++++ Recorded information

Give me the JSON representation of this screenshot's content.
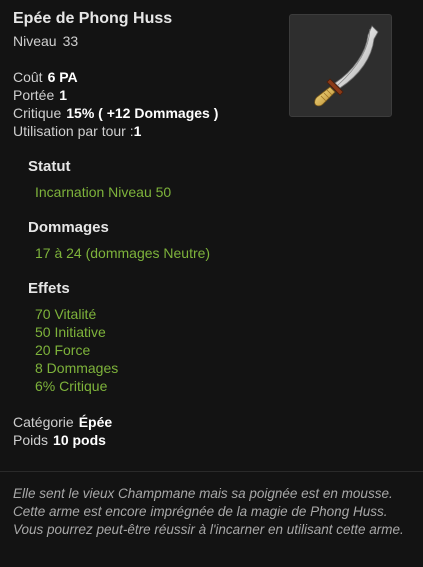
{
  "item": {
    "name": "Epée de Phong Huss",
    "level_label": "Niveau",
    "level_value": "33",
    "icon": "curved-sword-icon"
  },
  "stats": {
    "cost_label": "Coût",
    "cost_value": "6 PA",
    "range_label": "Portée",
    "range_value": "1",
    "critical_label": "Critique",
    "critical_value": "15% ( +12 Dommages )",
    "use_label": "Utilisation par tour :",
    "use_value": "1"
  },
  "status": {
    "title": "Statut",
    "value": "Incarnation Niveau 50"
  },
  "damage": {
    "title": "Dommages",
    "value": "17 à 24 (dommages Neutre)"
  },
  "effects": {
    "title": "Effets",
    "items": [
      "70 Vitalité",
      "50 Initiative",
      "20 Force",
      "8 Dommages",
      "6% Critique"
    ]
  },
  "info": {
    "category_label": "Catégorie",
    "category_value": "Épée",
    "weight_label": "Poids",
    "weight_value": "10 pods"
  },
  "description": "Elle sent le vieux Champmane mais sa poignée est en mousse. Cette arme est encore imprégnée de la magie de Phong Huss. Vous pourrez peut-être réussir à l'incarner en utilisant cette arme.",
  "colors": {
    "background": "#131313",
    "effect_green": "#7eb33b",
    "title_white": "#e6e6e6",
    "description_gray": "#a8a8a8"
  }
}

++++++++

Problem statement: Go through the listing above and return every line where the word "Niveau" occurs.

Reply to the exercise:
    "level_label": "Niveau",
    "value": "Incarnation Niveau 50"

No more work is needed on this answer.